_Supplied records_.

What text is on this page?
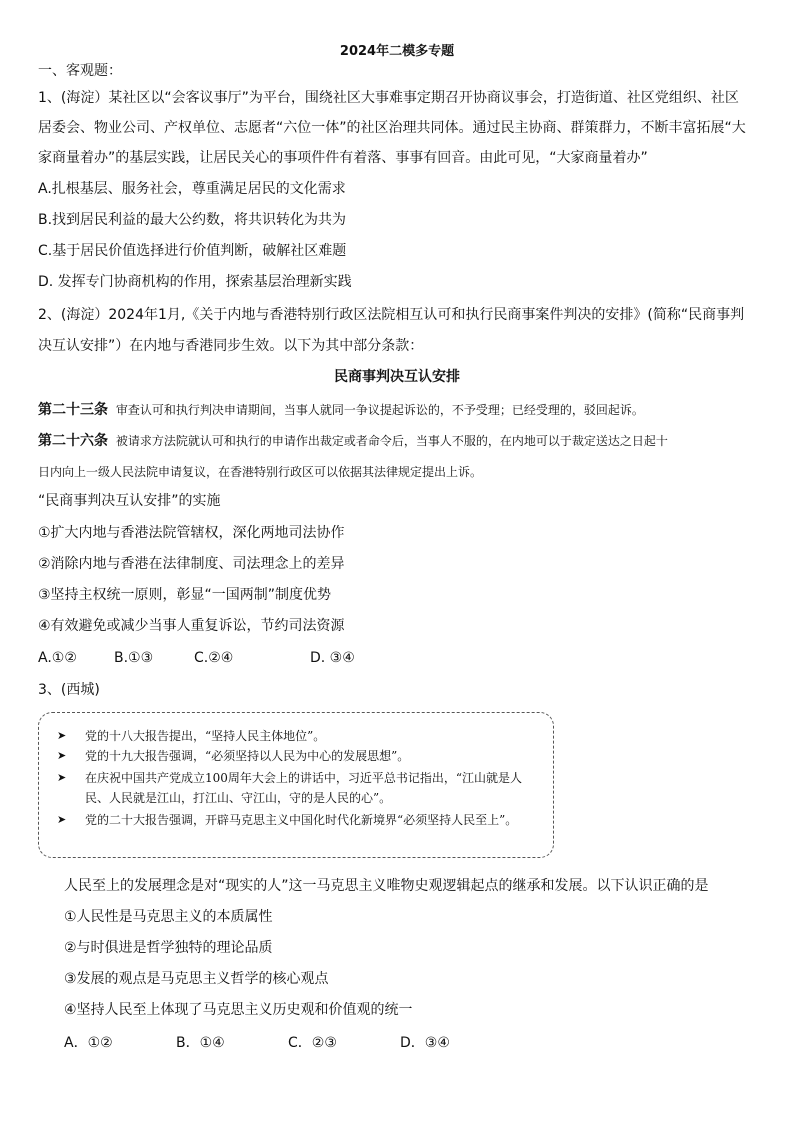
2024年二模多专题
一、客观题：
1、(海淀）某社区以“会客议事厅”为平台，围绕社区大事难事定期召开协商议事会，打造街道、社区党组织、社区
居委会、物业公司、产权单位、志愿者“六位一体”的社区治理共同体。通过民主协商、群策群力，不断丰富拓展“大
家商量着办”的基层实践，让居民关心的事项件件有着落、事事有回音。由此可见，“大家商量着办”
A.扎根基层、服务社会，尊重满足居民的文化需求
B.找到居民利益的最大公约数，将共识转化为共为
C.基于居民价值选择进行价值判断，破解社区难题
D. 发挥专门协商机构的作用，探索基层治理新实践
2、(海淀）2024年1月,《关于内地与香港特别行政区法院相互认可和执行民商事案件判决的安排》(简称“民商事判
决互认安排”）在内地与香港同步生效。以下为其中部分条款：
民商事判决互认安排
第二十三条 审查认可和执行判决申请期间，当事人就同一争议提起诉讼的，不予受理；已经受理的，驳回起诉。
第二十六条 被请求方法院就认可和执行的申请作出裁定或者命令后，当事人不服的，在内地可以于裁定送达之日起十
日内向上一级人民法院申请复议，在香港特别行政区可以依据其法律规定提出上诉。
“民商事判决互认安排”的实施
①扩大内地与香港法院管辖权，深化两地司法协作
②消除内地与香港在法律制度、司法理念上的差异
③坚持主权统一原则，彰显“一国两制”制度优势
④有效避免或减少当事人重复诉讼，节约司法资源
A.①②	B.①③	C.②④	D. ③④
3、(西城)
➤ 党的十八大报告提出，“坚持人民主体地位”。
➤ 党的十九大报告强调，“必须坚持以人民为中心的发展思想”。
➤ 在庆祝中国共产党成立100周年大会上的讲话中，习近平总书记指出，“江山就是人民、人民就是江山，打江山、守江山，守的是人民的心”。
➤ 党的二十大报告强调，开辟马克思主义中国化时代化新境界“必须坚持人民至上”。
人民至上的发展理念是对“现实的人”这一马克思主义唯物史观逻辑起点的继承和发展。以下认识正确的是
①人民性是马克思主义的本质属性
②与时俱进是哲学独特的理论品质
③发展的观点是马克思主义哲学的核心观点
④坚持人民至上体现了马克思主义历史观和价值观的统一
A．①②	B．①④	C．②③	D．③④
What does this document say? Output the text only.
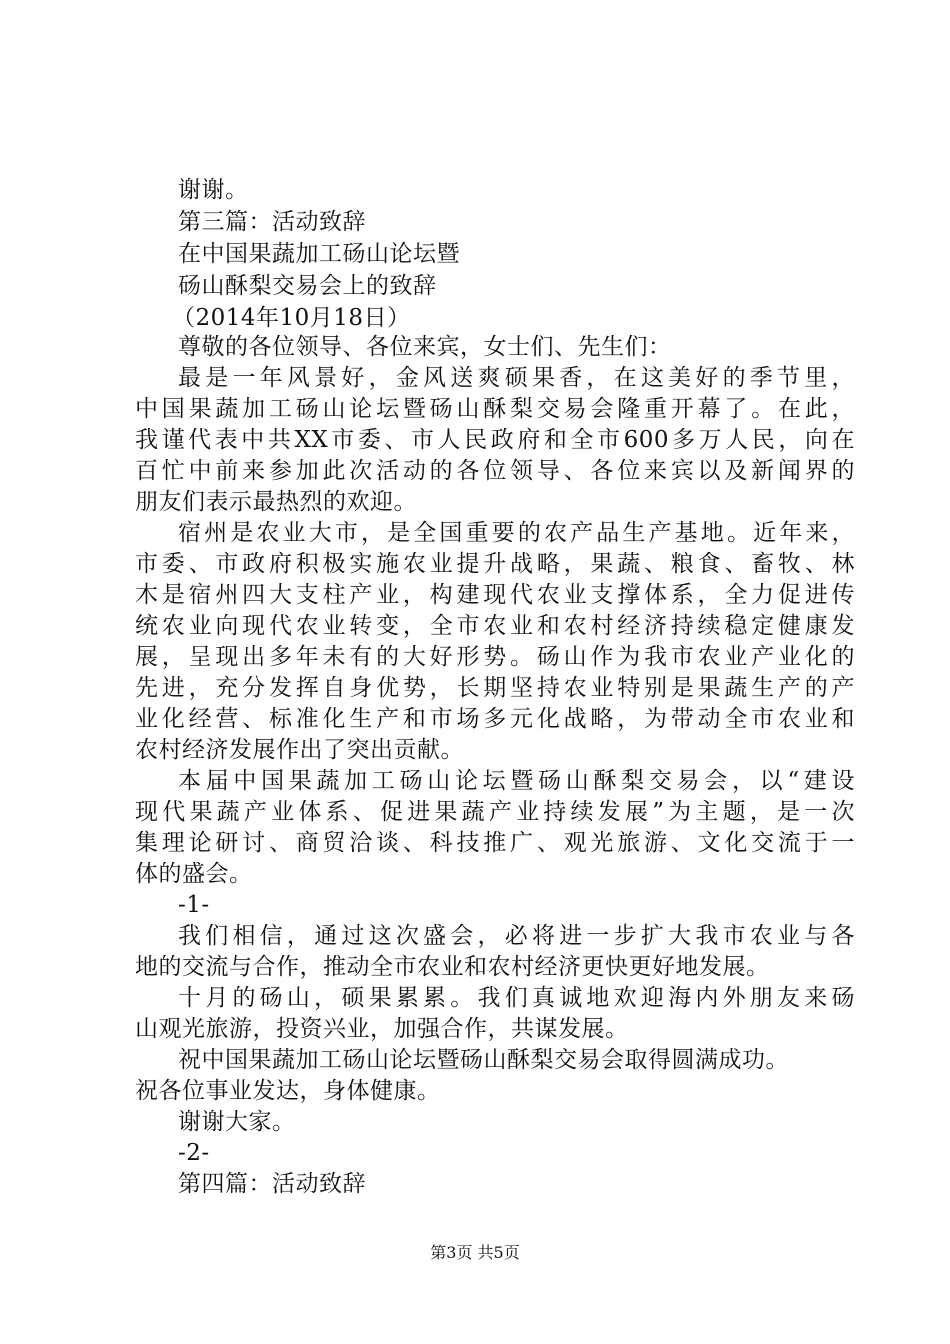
谢谢。
第三篇：活动致辞
在中国果蔬加工砀山论坛暨
砀山酥梨交易会上的致辞
（2014年10月18日）
尊敬的各位领导、各位来宾，女士们、先生们：
最是一年风景好，金风送爽硕果香，在这美好的季节里，
中国果蔬加工砀山论坛暨砀山酥梨交易会隆重开幕了。在此，
我谨代表中共XX市委、市人民政府和全市600多万人民，向在
百忙中前来参加此次活动的各位领导、各位来宾以及新闻界的
朋友们表示最热烈的欢迎。
宿州是农业大市，是全国重要的农产品生产基地。近年来，
市委、市政府积极实施农业提升战略，果蔬、粮食、畜牧、林
木是宿州四大支柱产业，构建现代农业支撑体系，全力促进传
统农业向现代农业转变，全市农业和农村经济持续稳定健康发
展，呈现出多年未有的大好形势。砀山作为我市农业产业化的
先进，充分发挥自身优势，长期坚持农业特别是果蔬生产的产
业化经营、标准化生产和市场多元化战略，为带动全市农业和
农村经济发展作出了突出贡献。
本届中国果蔬加工砀山论坛暨砀山酥梨交易会，以“建设
现代果蔬产业体系、促进果蔬产业持续发展”为主题，是一次
集理论研讨、商贸洽谈、科技推广、观光旅游、文化交流于一
体的盛会。
-1-
我们相信，通过这次盛会，必将进一步扩大我市农业与各
地的交流与合作，推动全市农业和农村经济更快更好地发展。
十月的砀山，硕果累累。我们真诚地欢迎海内外朋友来砀
山观光旅游，投资兴业，加强合作，共谋发展。
祝中国果蔬加工砀山论坛暨砀山酥梨交易会取得圆满成功。
祝各位事业发达，身体健康。
谢谢大家。
-2-
第四篇：活动致辞
第3页 共5页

_Goal of the exercise_. Filter for "this". Return all lines that hold it.

_Exercise solution_.
What text is on this page?
What does this document say? Output the text only.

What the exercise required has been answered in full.